◆ What the exercise asks ◆
Take the material below and retype it in full; pictures are left out.

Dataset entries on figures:
• • •

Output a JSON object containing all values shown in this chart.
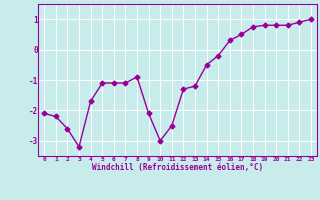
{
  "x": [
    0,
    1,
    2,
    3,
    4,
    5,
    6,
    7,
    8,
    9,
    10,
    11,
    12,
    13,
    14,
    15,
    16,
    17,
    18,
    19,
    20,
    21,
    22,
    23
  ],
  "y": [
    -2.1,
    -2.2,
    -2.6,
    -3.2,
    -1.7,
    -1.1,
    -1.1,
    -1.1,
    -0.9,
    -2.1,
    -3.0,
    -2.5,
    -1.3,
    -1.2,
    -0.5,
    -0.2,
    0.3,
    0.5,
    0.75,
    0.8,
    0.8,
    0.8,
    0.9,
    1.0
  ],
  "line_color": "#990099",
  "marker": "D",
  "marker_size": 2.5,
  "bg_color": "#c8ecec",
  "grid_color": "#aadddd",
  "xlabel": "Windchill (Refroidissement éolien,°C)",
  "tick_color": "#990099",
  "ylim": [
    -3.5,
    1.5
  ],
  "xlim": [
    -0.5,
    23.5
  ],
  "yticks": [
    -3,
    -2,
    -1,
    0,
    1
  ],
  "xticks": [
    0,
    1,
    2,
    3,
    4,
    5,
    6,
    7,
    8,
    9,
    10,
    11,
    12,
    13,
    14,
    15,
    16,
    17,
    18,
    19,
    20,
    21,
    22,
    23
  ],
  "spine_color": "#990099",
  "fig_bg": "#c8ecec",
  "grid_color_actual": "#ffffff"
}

• • •

◆ Solution for this problem ◆
Output a JSON object containing all values shown in this chart.
{
  "x": [
    0,
    1,
    2,
    3,
    4,
    5,
    6,
    7,
    8,
    9,
    10,
    11,
    12,
    13,
    14,
    15,
    16,
    17,
    18,
    19,
    20,
    21,
    22,
    23
  ],
  "y": [
    -2.1,
    -2.2,
    -2.6,
    -3.2,
    -1.7,
    -1.1,
    -1.1,
    -1.1,
    -0.9,
    -2.1,
    -3.0,
    -2.5,
    -1.3,
    -1.2,
    -0.5,
    -0.2,
    0.3,
    0.5,
    0.75,
    0.8,
    0.8,
    0.8,
    0.9,
    1.0
  ],
  "line_color": "#990099",
  "marker": "D",
  "marker_size": 2.5,
  "bg_color": "#c8ecec",
  "grid_color": "#aadddd",
  "xlabel": "Windchill (Refroidissement éolien,°C)",
  "tick_color": "#990099",
  "ylim": [
    -3.5,
    1.5
  ],
  "xlim": [
    -0.5,
    23.5
  ],
  "yticks": [
    -3,
    -2,
    -1,
    0,
    1
  ],
  "xticks": [
    0,
    1,
    2,
    3,
    4,
    5,
    6,
    7,
    8,
    9,
    10,
    11,
    12,
    13,
    14,
    15,
    16,
    17,
    18,
    19,
    20,
    21,
    22,
    23
  ],
  "spine_color": "#990099",
  "fig_bg": "#c8ecec",
  "grid_color_actual": "#ffffff"
}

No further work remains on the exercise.